Texto selecionado —
O glaciar de Thwaites, também conhecido como “Geleira do fim do mundo”, está sofrendo derretimento acelerado de gelo graças ao aumento da temperatura interna da Terra. Imagem: Nasa/Divulgação

O resultado disso é um degelo maior do que o esperado, o que, no futuro, pode causar problemas imensos: caso a geleira se destruísse por completo, ela causaria uma elevação global de mais ou menos 65 centímetros (cm) – mais do que suficiente para destruir a maioria das cidades litorâneas do mundo.

Mais além, o colapso da Geleira Thwaites traria outro problema: como a região funciona como uma espécie de “rolha” para a camada de gelo do lado oeste da Antártida, sua ausência aceleraria a perda de gelo por todo o continente, aumentando ainda mais o nível do mar.

Em resumo: um cenário que faz jus ao nome de “Geleira do Fim do Mundo”.

Um estudo publicado em 18 de agosto no jornal Communications Earth & Environment, feito por Ricarda Dziadek, geofísica do Instituto Alfred Wegener (AWI), revela que a crosta da Terra sob o lado oeste da Antártida é consideravelmente mais fina do que no lado leste (entre 17 e 25 km de espessura na primeira, versus mais de 40 km da segunda). Por isso, a geleira está mais exposta ao aumento da temperatura geotermal do que outras formações de terra do outro lado do continente.

O problema — Retome o texto sobre a Geleira Thwaites e continue-o logo após a última frase.

Material fornecido —
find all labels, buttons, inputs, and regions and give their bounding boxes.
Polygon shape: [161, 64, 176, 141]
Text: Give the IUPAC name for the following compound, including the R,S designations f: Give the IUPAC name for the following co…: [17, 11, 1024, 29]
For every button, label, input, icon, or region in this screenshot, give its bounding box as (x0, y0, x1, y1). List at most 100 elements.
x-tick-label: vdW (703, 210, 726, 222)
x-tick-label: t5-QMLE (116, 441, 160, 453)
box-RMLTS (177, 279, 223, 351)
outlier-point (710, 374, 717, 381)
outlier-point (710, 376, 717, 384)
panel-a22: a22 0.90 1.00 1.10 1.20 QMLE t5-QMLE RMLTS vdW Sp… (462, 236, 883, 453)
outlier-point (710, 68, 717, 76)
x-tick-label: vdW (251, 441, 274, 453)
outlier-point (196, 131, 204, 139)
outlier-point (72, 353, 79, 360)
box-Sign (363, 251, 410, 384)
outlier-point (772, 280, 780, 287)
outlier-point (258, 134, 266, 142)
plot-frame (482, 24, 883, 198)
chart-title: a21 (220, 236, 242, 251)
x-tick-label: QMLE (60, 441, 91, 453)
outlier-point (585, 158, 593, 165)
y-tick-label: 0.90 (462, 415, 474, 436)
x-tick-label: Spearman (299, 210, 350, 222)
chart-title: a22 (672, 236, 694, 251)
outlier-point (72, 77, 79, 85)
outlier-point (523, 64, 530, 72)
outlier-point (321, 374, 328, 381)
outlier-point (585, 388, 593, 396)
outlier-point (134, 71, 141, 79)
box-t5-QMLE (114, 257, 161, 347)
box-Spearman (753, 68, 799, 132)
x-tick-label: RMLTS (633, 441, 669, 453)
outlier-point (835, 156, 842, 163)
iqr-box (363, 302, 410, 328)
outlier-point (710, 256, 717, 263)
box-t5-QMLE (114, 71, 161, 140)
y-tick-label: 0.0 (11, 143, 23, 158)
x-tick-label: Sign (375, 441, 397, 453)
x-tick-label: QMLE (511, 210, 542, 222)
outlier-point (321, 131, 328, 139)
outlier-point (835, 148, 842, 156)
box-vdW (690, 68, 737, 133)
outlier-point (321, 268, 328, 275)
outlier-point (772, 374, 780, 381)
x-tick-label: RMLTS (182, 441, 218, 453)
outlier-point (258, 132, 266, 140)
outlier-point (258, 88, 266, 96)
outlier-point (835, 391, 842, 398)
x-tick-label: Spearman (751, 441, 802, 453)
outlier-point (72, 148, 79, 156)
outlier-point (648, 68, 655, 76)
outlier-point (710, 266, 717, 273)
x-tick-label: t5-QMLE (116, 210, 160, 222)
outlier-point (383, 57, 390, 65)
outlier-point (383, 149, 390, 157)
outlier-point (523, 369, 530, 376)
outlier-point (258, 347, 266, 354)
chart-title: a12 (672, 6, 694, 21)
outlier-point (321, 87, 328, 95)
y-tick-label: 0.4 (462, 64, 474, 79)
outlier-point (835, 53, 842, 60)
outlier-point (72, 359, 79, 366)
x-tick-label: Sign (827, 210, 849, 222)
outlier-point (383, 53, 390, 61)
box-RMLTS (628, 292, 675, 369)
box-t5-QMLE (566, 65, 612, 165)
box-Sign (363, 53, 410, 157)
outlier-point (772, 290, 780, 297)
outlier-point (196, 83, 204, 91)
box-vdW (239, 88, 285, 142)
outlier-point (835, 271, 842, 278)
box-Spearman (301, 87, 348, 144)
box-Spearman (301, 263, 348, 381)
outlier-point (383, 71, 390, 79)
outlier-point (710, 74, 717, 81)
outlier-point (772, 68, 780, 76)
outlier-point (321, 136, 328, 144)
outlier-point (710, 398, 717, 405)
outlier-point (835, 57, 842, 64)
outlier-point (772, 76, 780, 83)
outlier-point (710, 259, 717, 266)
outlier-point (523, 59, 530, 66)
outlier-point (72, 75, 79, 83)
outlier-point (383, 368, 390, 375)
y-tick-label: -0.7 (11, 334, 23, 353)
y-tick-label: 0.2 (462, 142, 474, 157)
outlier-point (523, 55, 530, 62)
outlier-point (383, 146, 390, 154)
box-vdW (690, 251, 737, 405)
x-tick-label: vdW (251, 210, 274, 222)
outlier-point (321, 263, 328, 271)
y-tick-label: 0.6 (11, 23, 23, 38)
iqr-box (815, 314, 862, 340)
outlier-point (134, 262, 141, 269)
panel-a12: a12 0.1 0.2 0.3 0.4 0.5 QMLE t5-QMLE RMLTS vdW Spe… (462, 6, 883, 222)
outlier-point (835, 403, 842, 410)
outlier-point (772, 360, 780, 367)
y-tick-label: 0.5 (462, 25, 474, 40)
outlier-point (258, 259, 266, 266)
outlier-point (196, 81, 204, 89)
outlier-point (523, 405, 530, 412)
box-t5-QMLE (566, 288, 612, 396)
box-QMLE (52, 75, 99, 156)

Resposta final —
“Nossas avaliações mostram que, nos pontos onde a crosta não passa de 25 km de espessura, o fluxo de calor sob a geleira pode chegar a 150 miliwatts (mW)”, disse a especialista, que também trabalha junto do Centro Helmholtz de Pesquisa Marinha e Polar, da Alemanha.

Com base nisso, Dziadek e equipe decidiram quantificar o diferencial do fluxo de calor pela primeira vez, usando diversos dados coletados de informação magnética para calcular a distância entre a crosta e o manto – este último, com temperaturas próxima de 200 graus Celsius (ºC) – em diversos pontos, vendo que essa distância é menor na região de Thwaites.

Não foi possível estabelecer uma temperatura exata, já que a região tem vários tipos de rochas, que conduzem calor de forma diferente. Mas uma coisa foi certa: o fluxo aumentado de calor se traduz em péssimas notícias para a geleira.

Isso porque, tirando a temperatura planetária da equação, a “Geleira do Fim do Mundo” ainda tem que lidar com pequenos lagos de água salgada e o aumento da temperatura do oceano – ambos já vêm afetando a região há mais de 30 anos: desde os anos 1980, a geleira Thwaites já perdeu 595 bilhões de toneladas de gelo, contribuindo com cerca de 4% do aumento do nível do mar registrado até hoje.

“Amplas quantidades de calor geotérmico podem, por exemplo, fazer com que a base da geleira não mais congele por completo, ou criar uma camada fina e constante de água em sua superfície”, disse Karsten Gohl, outra geóloga do AWI e co-autora do estudo. “Qualquer uma das duas condições podem facilitar um deslizamento da geleira para o chão, fazendo com que a perda de gelo da região acelere consideravelmente”.

O pior de tudo é que, no presente momento, não há nem como determinar um tempo para que isso aconteça – novamente, pela variação na condução de calor, os efeitos podem levar décadas ou séculos.

Há, porém, um estudo que promete dar medidas mais exatas de temperatura, atualmente em curso no Pólo Sul. Cientistas estão perfurando a superfície antártica a fim de instalar sensores nos núcleos de gelo da região. Com isso, eles esperam medir o fluxo de calor pela variação de seu elemento mais básico – o gelo – e assim obter estimativas de tempo de quando esse risco pode se tornar real.